SET TASK –
Leave the pictures out, and retype all of the material exactly as written.

RECORDS TO USE –
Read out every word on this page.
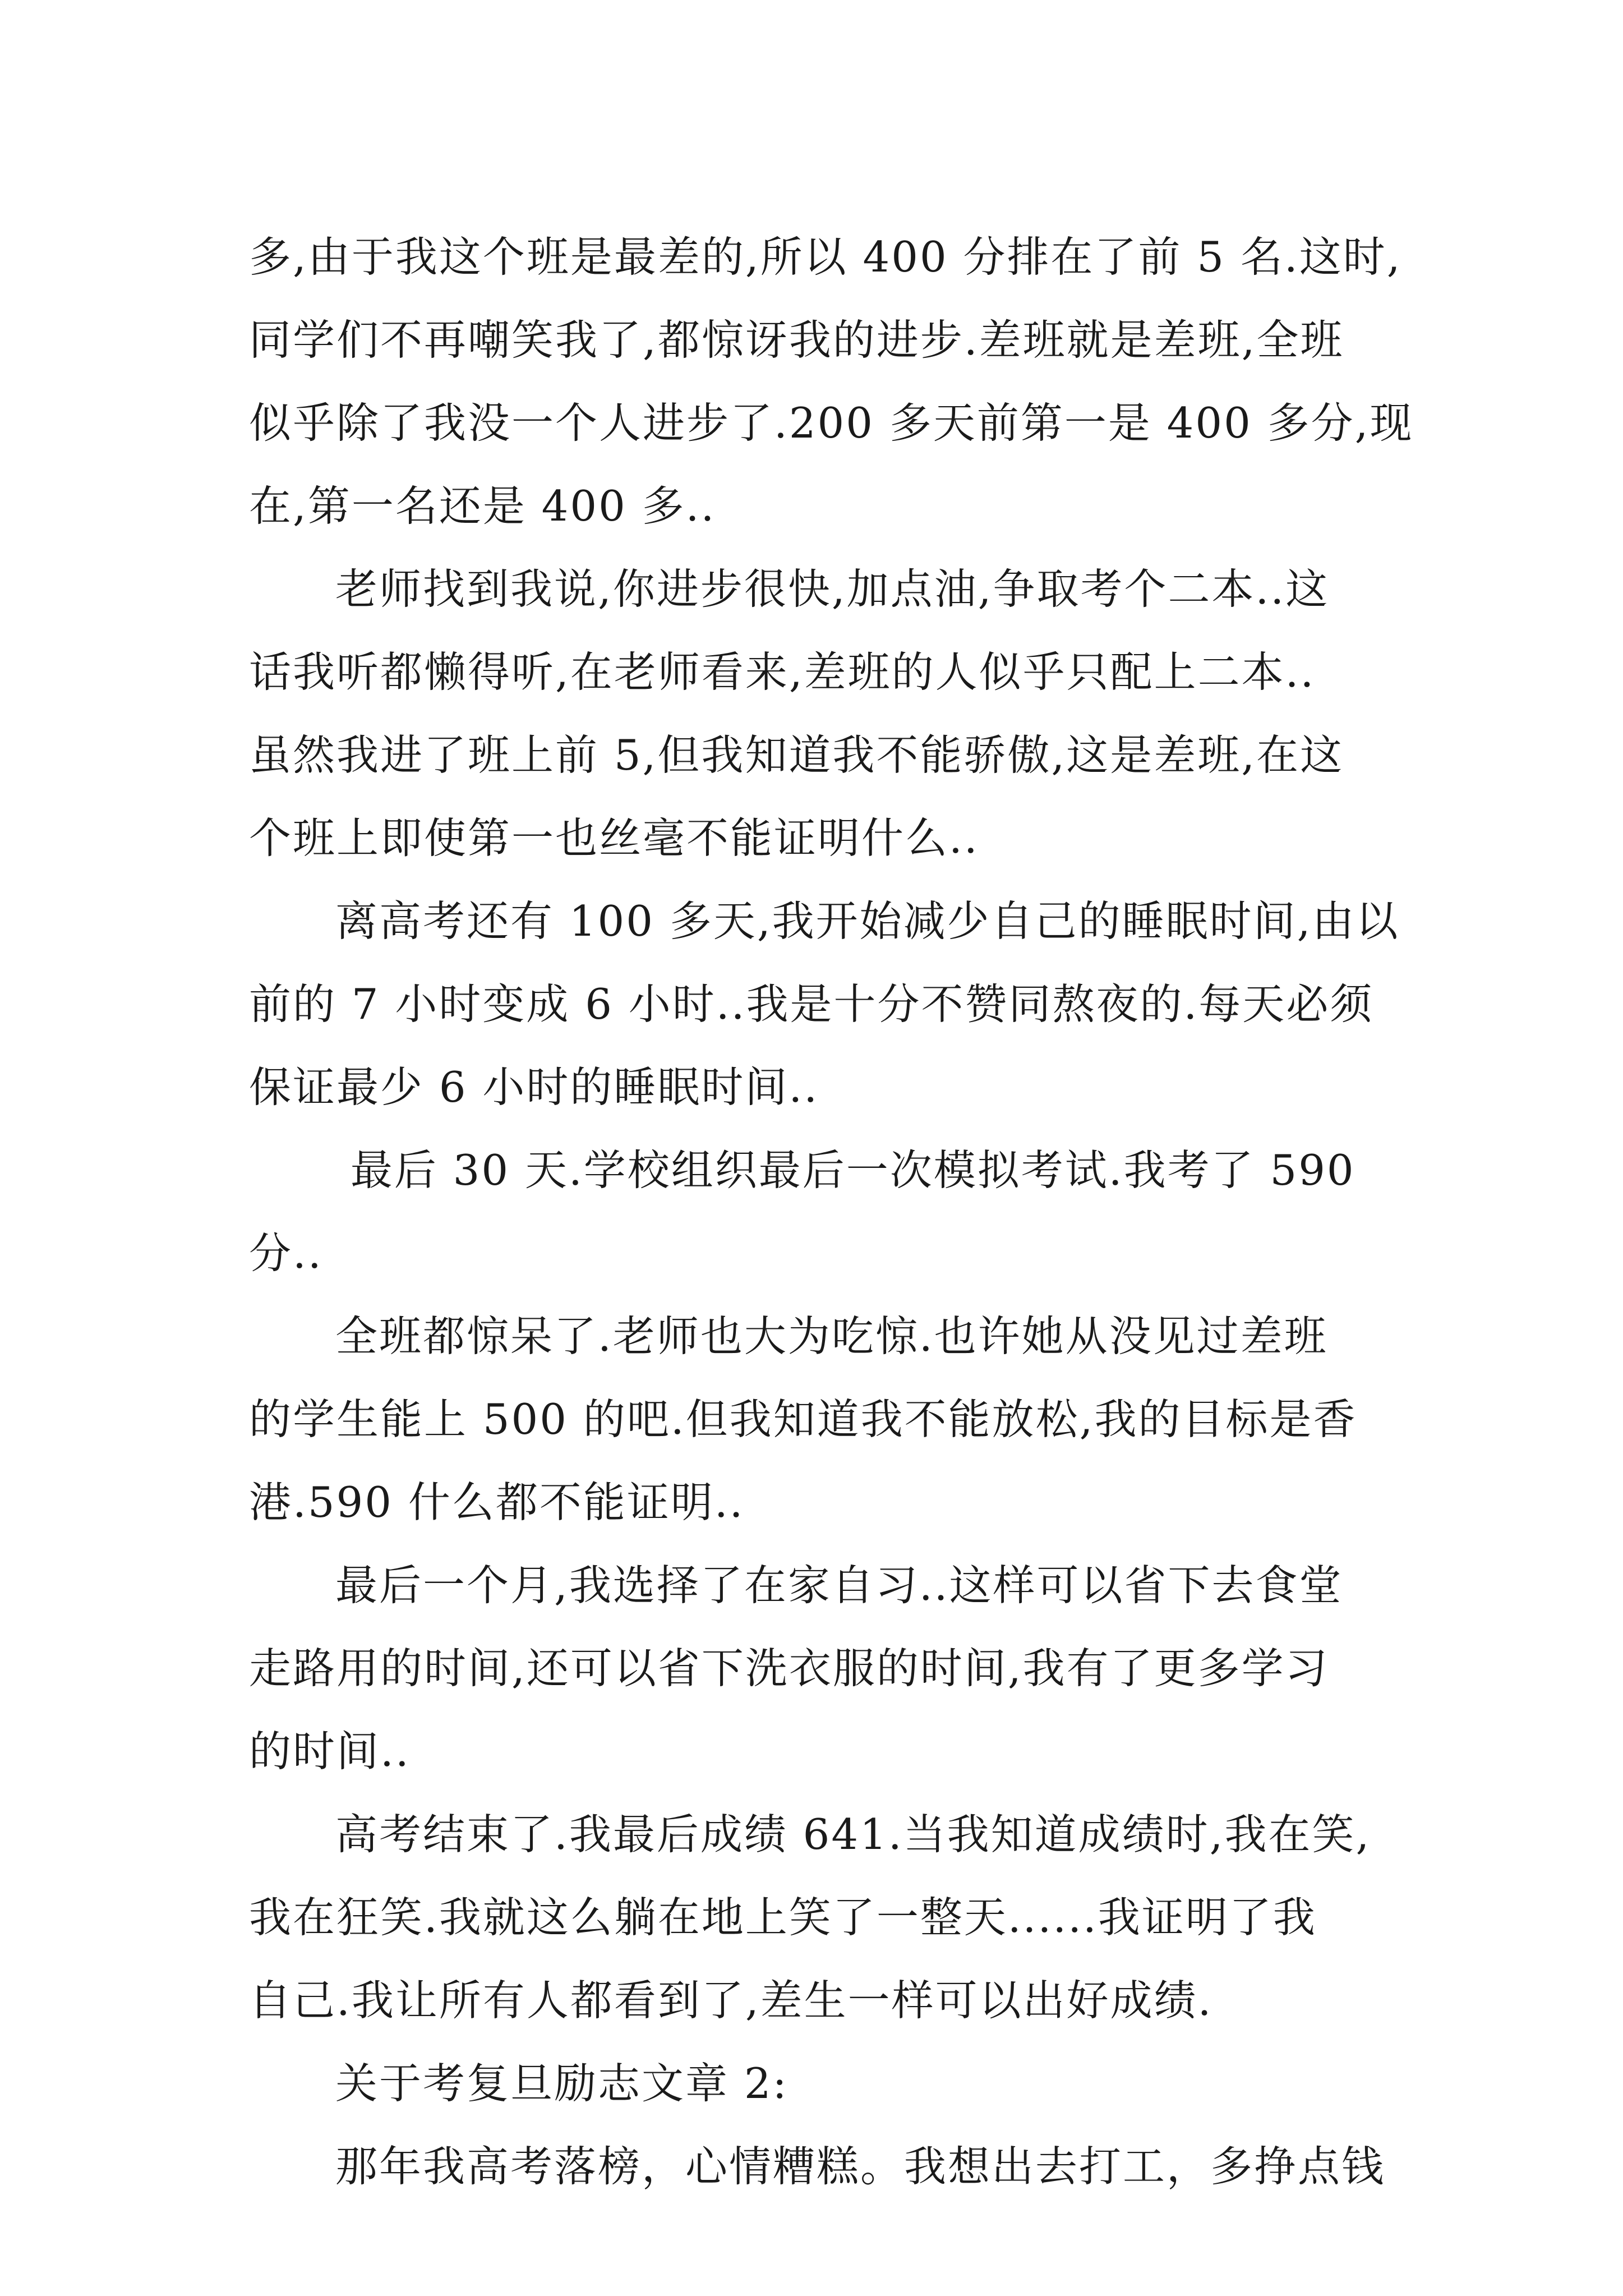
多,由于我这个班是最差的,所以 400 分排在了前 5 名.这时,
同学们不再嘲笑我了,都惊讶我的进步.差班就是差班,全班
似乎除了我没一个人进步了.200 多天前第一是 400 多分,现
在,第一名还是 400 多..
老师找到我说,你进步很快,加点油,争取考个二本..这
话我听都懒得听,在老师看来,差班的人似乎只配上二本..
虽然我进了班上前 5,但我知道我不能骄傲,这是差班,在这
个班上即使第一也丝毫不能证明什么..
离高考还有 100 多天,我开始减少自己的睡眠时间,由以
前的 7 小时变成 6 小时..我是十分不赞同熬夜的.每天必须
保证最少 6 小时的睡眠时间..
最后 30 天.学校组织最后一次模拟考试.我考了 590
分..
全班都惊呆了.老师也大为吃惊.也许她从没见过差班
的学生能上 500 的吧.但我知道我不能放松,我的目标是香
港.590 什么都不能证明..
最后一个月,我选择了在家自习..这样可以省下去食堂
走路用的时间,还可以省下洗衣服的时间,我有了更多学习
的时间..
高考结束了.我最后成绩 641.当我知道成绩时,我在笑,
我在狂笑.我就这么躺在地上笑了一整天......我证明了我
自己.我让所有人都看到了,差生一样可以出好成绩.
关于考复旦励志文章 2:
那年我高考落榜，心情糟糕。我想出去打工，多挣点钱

COMPLETE ANSWER –
Read out every word on this page.
多,由于我这个班是最差的,所以 400 分排在了前 5 名.这时,
同学们不再嘲笑我了,都惊讶我的进步.差班就是差班,全班
似乎除了我没一个人进步了.200 多天前第一是 400 多分,现
在,第一名还是 400 多..
老师找到我说,你进步很快,加点油,争取考个二本..这
话我听都懒得听,在老师看来,差班的人似乎只配上二本..
虽然我进了班上前 5,但我知道我不能骄傲,这是差班,在这
个班上即使第一也丝毫不能证明什么..
离高考还有 100 多天,我开始减少自己的睡眠时间,由以
前的 7 小时变成 6 小时..我是十分不赞同熬夜的.每天必须
保证最少 6 小时的睡眠时间..
最后 30 天.学校组织最后一次模拟考试.我考了 590
分..
全班都惊呆了.老师也大为吃惊.也许她从没见过差班
的学生能上 500 的吧.但我知道我不能放松,我的目标是香
港.590 什么都不能证明..
最后一个月,我选择了在家自习..这样可以省下去食堂
走路用的时间,还可以省下洗衣服的时间,我有了更多学习
的时间..
高考结束了.我最后成绩 641.当我知道成绩时,我在笑,
我在狂笑.我就这么躺在地上笑了一整天......我证明了我
自己.我让所有人都看到了,差生一样可以出好成绩.
关于考复旦励志文章 2:
那年我高考落榜，心情糟糕。我想出去打工，多挣点钱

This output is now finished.